=== WORK INSTRUCTIONS ===
In the abstract below on neostriatal neurons, list each measured quantity that is given a value at both 6.25 mM and 3 mM extracellular potassium.

Electrotonic properties of neostriatal neurons are modulated by extracellular potassium.

In order to assess the effects of [K+]o on the passive membrane properties of neostriatal neurons, the cable properties of these cells were determined at two extracellular potassium concentrations (6.25 and 3.0 mM). The effect of tetraethylammonium (TEA) on cable properties was also studied at 6.25 [K+]o. At 6.25 mM [K+]o, the mean input resistance at the resting membrane potential (RMP), and the mean membrane time constant (tau o) were 27 +/- 1.5 M omega and 6.9 +/- 0.5 ms respectively (n = 17), while at 3 mM [K+]o they were 62.9 +/- 4.8 M omega and 14.3 +/- 0.6 ms (n = 15) (mean +/- SEM). With one of the methods used to calculate the electronic parameters, the total electrotonic length of the dendrites (L) and the dendritic to somatic conductance ratio (rho) were 1.3 +/- 0.05 and 5 +/- 0.8 at the higher [K+]o respectively, while they were 0.95 +/- 0.04 and 3 +/- 0.7 at the lower [K+]o. Cells were depolarized in 6.25 as compared to 3 mM [K+]o (RMP = -66 +/- 1.3 mV vs RMP = -80.5 +/- 1.4 mV). After one hour exposure to TEA (10 mM), the input resistance and time constant tripled at 6.25 mM [K+]o. TEA slightly depolarized the cells bathed in 6.25 mM [K+]o. The results suggest that changes in [K+]o, within the physiological range, markedly affect the cable properties of neostriatal neurons, possibly modifying subthreshold, voltage-dependent K+-conductances. TEA seems to block some of these channels.

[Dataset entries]
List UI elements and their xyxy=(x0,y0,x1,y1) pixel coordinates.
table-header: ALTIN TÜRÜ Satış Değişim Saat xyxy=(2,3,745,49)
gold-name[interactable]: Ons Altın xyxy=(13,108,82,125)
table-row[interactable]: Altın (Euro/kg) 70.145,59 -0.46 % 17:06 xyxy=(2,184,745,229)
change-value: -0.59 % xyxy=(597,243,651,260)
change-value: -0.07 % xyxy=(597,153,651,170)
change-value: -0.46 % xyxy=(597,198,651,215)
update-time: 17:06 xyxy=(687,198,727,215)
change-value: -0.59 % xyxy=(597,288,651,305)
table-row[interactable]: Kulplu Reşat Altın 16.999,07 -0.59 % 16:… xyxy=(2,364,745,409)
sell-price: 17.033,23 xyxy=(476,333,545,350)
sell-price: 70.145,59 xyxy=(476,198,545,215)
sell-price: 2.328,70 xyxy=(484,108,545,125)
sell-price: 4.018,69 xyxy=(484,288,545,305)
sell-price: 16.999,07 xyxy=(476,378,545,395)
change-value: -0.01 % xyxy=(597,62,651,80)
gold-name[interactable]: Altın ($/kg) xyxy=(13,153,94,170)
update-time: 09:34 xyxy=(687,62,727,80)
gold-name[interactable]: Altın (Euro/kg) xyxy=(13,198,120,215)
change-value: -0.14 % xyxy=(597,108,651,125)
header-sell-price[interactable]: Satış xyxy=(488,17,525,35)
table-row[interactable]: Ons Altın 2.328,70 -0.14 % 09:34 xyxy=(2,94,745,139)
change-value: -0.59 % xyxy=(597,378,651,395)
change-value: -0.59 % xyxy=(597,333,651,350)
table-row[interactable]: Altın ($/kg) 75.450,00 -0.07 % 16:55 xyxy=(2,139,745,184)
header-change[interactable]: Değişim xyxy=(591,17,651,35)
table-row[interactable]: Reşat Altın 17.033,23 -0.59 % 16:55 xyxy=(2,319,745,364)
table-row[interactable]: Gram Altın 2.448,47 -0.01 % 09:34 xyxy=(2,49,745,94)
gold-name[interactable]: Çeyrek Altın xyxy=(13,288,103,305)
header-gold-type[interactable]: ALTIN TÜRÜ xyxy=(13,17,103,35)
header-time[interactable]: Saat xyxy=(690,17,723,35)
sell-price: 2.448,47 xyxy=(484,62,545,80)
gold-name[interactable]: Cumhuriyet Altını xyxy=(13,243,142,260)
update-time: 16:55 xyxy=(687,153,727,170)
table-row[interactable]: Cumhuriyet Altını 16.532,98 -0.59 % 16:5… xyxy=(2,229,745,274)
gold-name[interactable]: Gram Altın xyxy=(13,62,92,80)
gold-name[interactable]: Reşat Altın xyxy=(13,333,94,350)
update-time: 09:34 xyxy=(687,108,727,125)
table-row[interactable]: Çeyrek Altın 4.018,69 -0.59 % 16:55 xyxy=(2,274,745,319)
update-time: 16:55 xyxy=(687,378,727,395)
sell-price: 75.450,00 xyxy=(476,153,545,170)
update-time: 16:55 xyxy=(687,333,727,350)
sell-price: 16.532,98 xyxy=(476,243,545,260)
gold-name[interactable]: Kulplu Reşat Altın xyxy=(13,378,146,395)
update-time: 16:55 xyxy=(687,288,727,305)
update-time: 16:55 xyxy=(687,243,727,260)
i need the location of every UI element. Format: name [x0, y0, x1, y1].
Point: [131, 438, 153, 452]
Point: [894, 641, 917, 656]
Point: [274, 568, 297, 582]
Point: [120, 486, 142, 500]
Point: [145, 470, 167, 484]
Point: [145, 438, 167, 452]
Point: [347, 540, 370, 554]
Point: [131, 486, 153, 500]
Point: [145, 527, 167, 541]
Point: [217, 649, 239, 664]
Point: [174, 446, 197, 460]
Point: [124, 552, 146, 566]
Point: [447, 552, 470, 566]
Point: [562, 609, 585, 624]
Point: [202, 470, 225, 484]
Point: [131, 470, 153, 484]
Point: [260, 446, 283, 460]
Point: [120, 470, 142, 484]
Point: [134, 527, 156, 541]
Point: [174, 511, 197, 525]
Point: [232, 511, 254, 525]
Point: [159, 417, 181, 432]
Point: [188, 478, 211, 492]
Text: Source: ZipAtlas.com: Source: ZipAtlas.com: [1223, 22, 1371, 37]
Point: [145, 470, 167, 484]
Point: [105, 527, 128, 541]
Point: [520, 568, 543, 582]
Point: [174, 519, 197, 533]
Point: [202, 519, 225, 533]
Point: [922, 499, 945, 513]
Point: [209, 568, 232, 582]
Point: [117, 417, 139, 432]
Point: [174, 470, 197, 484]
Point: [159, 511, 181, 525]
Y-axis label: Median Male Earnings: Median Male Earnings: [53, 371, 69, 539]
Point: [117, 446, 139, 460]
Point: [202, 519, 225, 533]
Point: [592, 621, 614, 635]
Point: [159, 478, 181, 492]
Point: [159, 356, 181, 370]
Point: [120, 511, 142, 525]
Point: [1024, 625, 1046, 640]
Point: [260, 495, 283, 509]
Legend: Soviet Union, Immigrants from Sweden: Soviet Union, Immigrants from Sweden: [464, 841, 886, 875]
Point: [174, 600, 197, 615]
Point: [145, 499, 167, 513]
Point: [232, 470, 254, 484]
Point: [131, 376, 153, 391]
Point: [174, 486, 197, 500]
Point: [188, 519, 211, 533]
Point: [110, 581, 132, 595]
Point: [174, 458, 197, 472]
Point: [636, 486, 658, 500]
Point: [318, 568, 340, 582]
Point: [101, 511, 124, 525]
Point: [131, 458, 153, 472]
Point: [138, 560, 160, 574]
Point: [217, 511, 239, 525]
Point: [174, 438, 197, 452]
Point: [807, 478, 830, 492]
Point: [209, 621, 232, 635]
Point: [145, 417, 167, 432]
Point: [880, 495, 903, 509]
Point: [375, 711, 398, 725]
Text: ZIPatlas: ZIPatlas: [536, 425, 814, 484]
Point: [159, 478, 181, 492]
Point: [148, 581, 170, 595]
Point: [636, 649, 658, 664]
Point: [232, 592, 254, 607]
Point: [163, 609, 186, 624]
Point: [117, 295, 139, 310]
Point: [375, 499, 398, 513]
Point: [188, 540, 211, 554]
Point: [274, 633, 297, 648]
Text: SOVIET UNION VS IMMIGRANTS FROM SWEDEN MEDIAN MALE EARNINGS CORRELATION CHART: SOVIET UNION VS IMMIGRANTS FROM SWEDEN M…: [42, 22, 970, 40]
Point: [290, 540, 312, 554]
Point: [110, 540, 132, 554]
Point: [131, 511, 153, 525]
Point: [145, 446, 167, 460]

=== EXERCISE ANSWER ===
- Mean input resistance at the resting membrane potential
- Mean membrane time constant (tau o)
- Total electrotonic length of the dendrites (L)
- Dendritic to somatic conductance ratio (rho)
- Resting membrane potential (RMP)